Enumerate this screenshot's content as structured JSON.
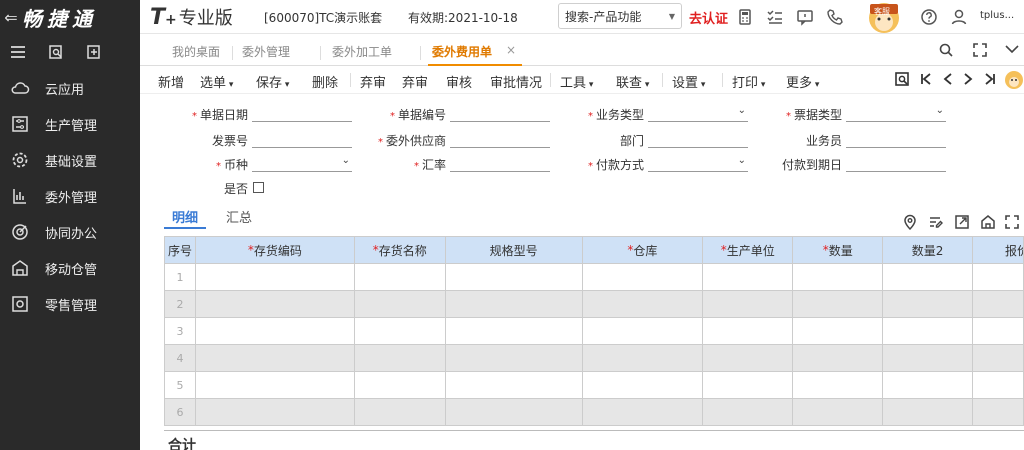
{
  "brand": {
    "back_glyph": "⇐",
    "logo": "畅捷通"
  },
  "product": {
    "t": "T",
    "plus": "+",
    "name": "专业版"
  },
  "account": "[600070]TC演示账套",
  "validity": "有效期:2021-10-18",
  "search": {
    "placeholder": "搜索-产品功能"
  },
  "auth_label": "去认证",
  "user_label": "tplus...",
  "mascot_tag": "客服",
  "tabs": {
    "items": [
      "我的桌面",
      "委外管理",
      "委外加工单",
      "委外费用单"
    ],
    "close": "×"
  },
  "toolbar": {
    "items": [
      "新增",
      "选单",
      "保存",
      "删除",
      "弃审",
      "弃审",
      "审核",
      "审批情况",
      "工具",
      "联查",
      "设置",
      "打印",
      "更多"
    ],
    "dropdown_indices": [
      1,
      2,
      8,
      9,
      10,
      11,
      12
    ]
  },
  "sidebar": {
    "items": [
      "云应用",
      "生产管理",
      "基础设置",
      "委外管理",
      "协同办公",
      "移动仓管",
      "零售管理"
    ]
  },
  "form": {
    "doc_date": "单据日期",
    "doc_no": "单据编号",
    "biz_type": "业务类型",
    "bill_type": "票据类型",
    "invoice_no": "发票号",
    "supplier": "委外供应商",
    "dept": "部门",
    "salesman": "业务员",
    "currency": "币种",
    "rate": "汇率",
    "pay_method": "付款方式",
    "due_date": "付款到期日",
    "yes_no": "是否",
    "required_mark": "*"
  },
  "detail_tabs": [
    "明细",
    "汇总"
  ],
  "grid": {
    "headers": [
      {
        "label": "序号",
        "required": false
      },
      {
        "label": "存货编码",
        "required": true
      },
      {
        "label": "存货名称",
        "required": true
      },
      {
        "label": "规格型号",
        "required": false
      },
      {
        "label": "仓库",
        "required": true
      },
      {
        "label": "生产单位",
        "required": true
      },
      {
        "label": "数量",
        "required": true
      },
      {
        "label": "数量2",
        "required": false
      },
      {
        "label": "报价",
        "required": false
      }
    ],
    "row_numbers": [
      "1",
      "2",
      "3",
      "4",
      "5",
      "6"
    ]
  },
  "footer_label": "合计"
}
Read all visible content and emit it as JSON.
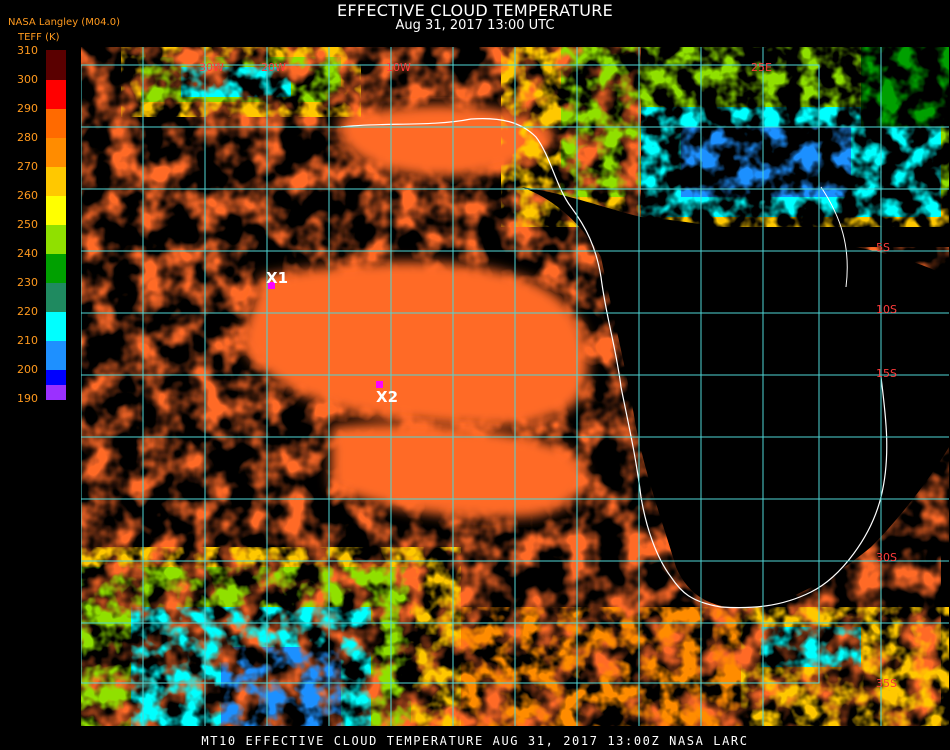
{
  "header": {
    "title": "EFFECTIVE CLOUD TEMPERATURE",
    "subtitle": "Aug 31, 2017 13:00 UTC",
    "producer": "NASA Langley (M04.0)",
    "units": "TEFF (K)"
  },
  "legend": {
    "ticks": [
      "310",
      "300",
      "290",
      "280",
      "270",
      "260",
      "250",
      "240",
      "230",
      "220",
      "210",
      "200",
      "190"
    ],
    "colors": [
      "#5a0000",
      "#ff0000",
      "#ff6a00",
      "#ff8c00",
      "#ffc800",
      "#ffff00",
      "#90e000",
      "#00a000",
      "#1f8a60",
      "#00ffff",
      "#1e90ff",
      "#0000ff",
      "#9b30ff"
    ]
  },
  "map_labels": {
    "lat_lon": [
      "30W",
      "20W",
      "10W",
      "25E",
      "5S",
      "10S",
      "15S",
      "30S",
      "35S"
    ],
    "markers": [
      {
        "label": "X1",
        "color": "#ff00ff"
      },
      {
        "label": "X2",
        "color": "#ff00ff"
      }
    ],
    "colors": {
      "grid": "#4fd6d6",
      "coast": "#ffffff",
      "stratocumulus": "#ff6a28",
      "clear": "#000000"
    }
  },
  "footer": {
    "text": "MT10  EFFECTIVE CLOUD TEMPERATURE   AUG 31, 2017 13:00Z   NASA LARC"
  }
}
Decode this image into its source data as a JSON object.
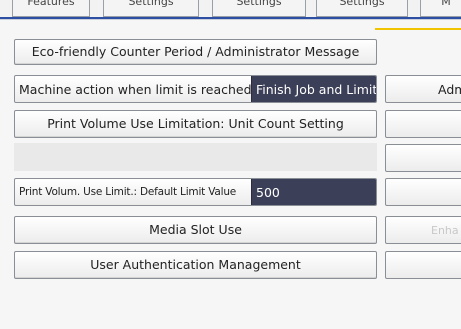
{
  "tabs": [
    "Features",
    "Settings",
    "Settings",
    "Settings",
    "M"
  ],
  "buttons": {
    "eco_message": "Eco-friendly Counter Period / Administrator Message",
    "machine_action_label": "Machine action when limit is reached",
    "machine_action_value": "Finish Job and Limit",
    "unit_count": "Print Volume Use Limitation: Unit Count Setting",
    "default_limit_label": "Print Volum. Use Limit.: Default Limit Value",
    "default_limit_value": "500",
    "media_slot": "Media Slot Use",
    "user_auth": "User Authentication Management"
  },
  "right_column": {
    "item1": "Adm",
    "item2": "",
    "item3": "",
    "item4": "",
    "item5": "Enha",
    "item6": ""
  }
}
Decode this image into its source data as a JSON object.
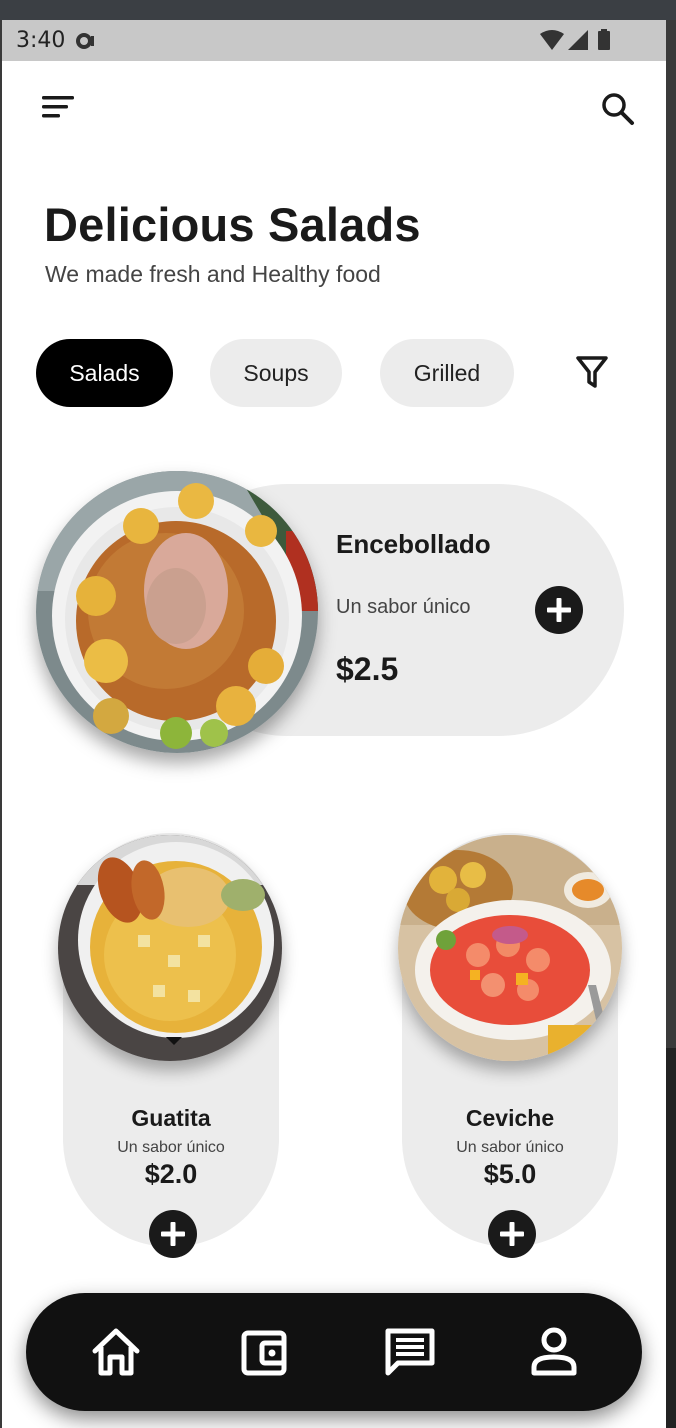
{
  "status_bar": {
    "time": "3:40"
  },
  "header": {
    "title": "Delicious Salads",
    "subtitle": "We made fresh and Healthy food"
  },
  "categories": [
    {
      "label": "Salads",
      "active": true
    },
    {
      "label": "Soups",
      "active": false
    },
    {
      "label": "Grilled",
      "active": false
    }
  ],
  "featured": {
    "name": "Encebollado",
    "subtitle": "Un sabor único",
    "price": "$2.5"
  },
  "items": [
    {
      "name": "Guatita",
      "subtitle": "Un sabor único",
      "price": "$2.0"
    },
    {
      "name": "Ceviche",
      "subtitle": "Un sabor único",
      "price": "$5.0"
    }
  ],
  "icons": {
    "menu": "menu-icon",
    "search": "search-icon",
    "filter": "filter-icon",
    "add": "plus-circle-icon",
    "nav": [
      "home-icon",
      "wallet-icon",
      "message-icon",
      "user-icon"
    ]
  },
  "colors": {
    "accent": "#000000",
    "chip_inactive": "#ececec",
    "card": "#ececec",
    "nav_bg": "#111111"
  }
}
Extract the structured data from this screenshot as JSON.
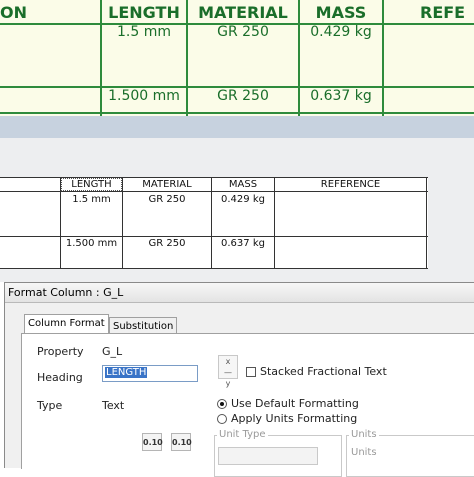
{
  "top_table": {
    "headers": [
      "ON",
      "LENGTH",
      "MATERIAL",
      "MASS",
      "REFE"
    ],
    "rows": [
      [
        "1.5 mm",
        "GR 250",
        "0.429 kg"
      ],
      [
        "1.500 mm",
        "GR 250",
        "0.637 kg"
      ]
    ],
    "colors": {
      "line": "#2e8b3c",
      "text": "#1a6e2a",
      "background": "#fbfce8"
    }
  },
  "preview_table": {
    "headers": [
      "LENGTH",
      "MATERIAL",
      "MASS",
      "REFERENCE"
    ],
    "rows": [
      [
        "1.5 mm",
        "GR 250",
        "0.429 kg",
        ""
      ],
      [
        "1.500 mm",
        "GR 250",
        "0.637 kg",
        ""
      ]
    ]
  },
  "dialog": {
    "title": "Format Column : G_L",
    "tabs": [
      {
        "label": "Column Format",
        "active": true
      },
      {
        "label": "Substitution",
        "active": false
      }
    ],
    "property_label": "Property",
    "property_value": "G_L",
    "heading_label": "Heading",
    "heading_value": "LENGTH",
    "type_label": "Type",
    "type_value": "Text",
    "stacked_fractional_label": "Stacked Fractional Text",
    "stacked_fractional_checked": false,
    "use_default_label": "Use Default Formatting",
    "use_default_selected": true,
    "apply_units_label": "Apply Units Formatting",
    "apply_units_selected": false,
    "precision_buttons": [
      "0.10",
      "0.10"
    ],
    "unit_type_label": "Unit Type",
    "units_group_label": "Units",
    "units_label": "Units",
    "frac_icon": "fraction-icon"
  }
}
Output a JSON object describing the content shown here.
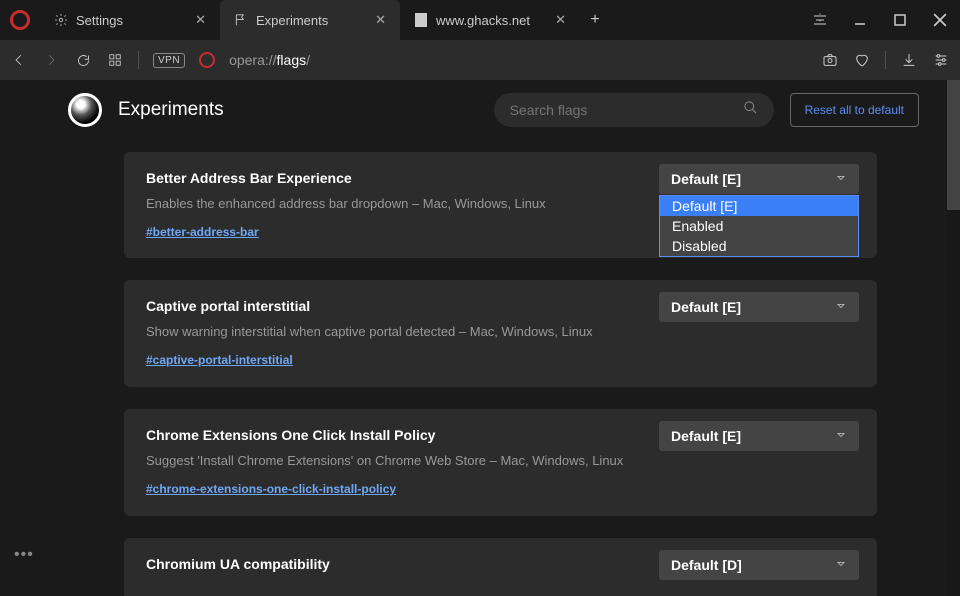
{
  "titlebar": {
    "tabs": [
      {
        "label": "Settings"
      },
      {
        "label": "Experiments"
      },
      {
        "label": "www.ghacks.net"
      }
    ]
  },
  "addr": {
    "vpn": "VPN",
    "url_prefix": "opera://",
    "url_highlight": "flags",
    "url_suffix": "/"
  },
  "page": {
    "title": "Experiments",
    "search_placeholder": "Search flags",
    "reset": "Reset all to default"
  },
  "flags": [
    {
      "title": "Better Address Bar Experience",
      "desc": "Enables the enhanced address bar dropdown – Mac, Windows, Linux",
      "link": "#better-address-bar",
      "value": "Default [E]",
      "open": true,
      "options": [
        "Default [E]",
        "Enabled",
        "Disabled"
      ]
    },
    {
      "title": "Captive portal interstitial",
      "desc": "Show warning interstitial when captive portal detected – Mac, Windows, Linux",
      "link": "#captive-portal-interstitial",
      "value": "Default [E]"
    },
    {
      "title": "Chrome Extensions One Click Install Policy",
      "desc": "Suggest 'Install Chrome Extensions' on Chrome Web Store – Mac, Windows, Linux",
      "link": "#chrome-extensions-one-click-install-policy",
      "value": "Default [E]"
    },
    {
      "title": "Chromium UA compatibility",
      "desc": "",
      "link": "",
      "value": "Default [D]"
    }
  ]
}
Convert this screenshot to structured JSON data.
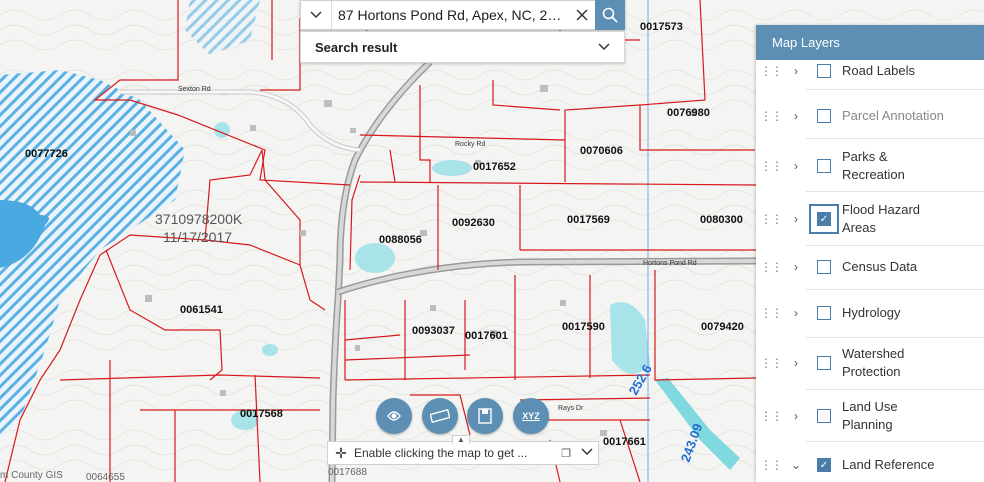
{
  "search": {
    "value": "87 Hortons Pond Rd, Apex, NC, 27...",
    "result_label": "Search result"
  },
  "map": {
    "parcels": [
      "0017573",
      "0076980",
      "0077726",
      "0017652",
      "0070606",
      "0092630",
      "0017569",
      "0080300",
      "0088056",
      "0061541",
      "0093037",
      "0017601",
      "0017590",
      "0079420",
      "0017568",
      "0017661",
      "0017688",
      "0064655"
    ],
    "roads": [
      "Sexton Rd",
      "Rocky Rd",
      "Hortons Pond Rd",
      "Rays Dr"
    ],
    "stamp_id": "3710978200K",
    "stamp_date": "11/17/2017",
    "elevations": [
      "252.6",
      "243.09"
    ],
    "attribution": "m County GIS"
  },
  "layers": {
    "title": "Map Layers",
    "items": [
      {
        "label": "Road Labels",
        "checked": false
      },
      {
        "label": "Parcel Annotation",
        "checked": false
      },
      {
        "label": "Parks & Recreation",
        "checked": false
      },
      {
        "label": "Flood Hazard Areas",
        "checked": true
      },
      {
        "label": "Census Data",
        "checked": false
      },
      {
        "label": "Hydrology",
        "checked": false
      },
      {
        "label": "Watershed Protection",
        "checked": false
      },
      {
        "label": "Land Use Planning",
        "checked": false
      },
      {
        "label": "Land Reference",
        "checked": true
      }
    ]
  },
  "toolbar": {
    "xyz_label": "XYZ",
    "status_text": "Enable clicking the map to get ..."
  },
  "colors": {
    "accent": "#5c8fb3",
    "parcel_line": "#d7191c",
    "flood_hatch": "#4aa9e0",
    "water": "#9fe0e6"
  }
}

· · · ·

**EXERCISE INSTRUCTIONS**
Gather each line holding the string "CLOUD".

**WRITTEN SOLUTION**
    "title": "EFFECTIVE CLOUD TEMPERATURE",
    "text": "MT10  EFFECTIVE CLOUD TEMPERATURE   AUG 31, 2017 13:00Z   NASA LARC"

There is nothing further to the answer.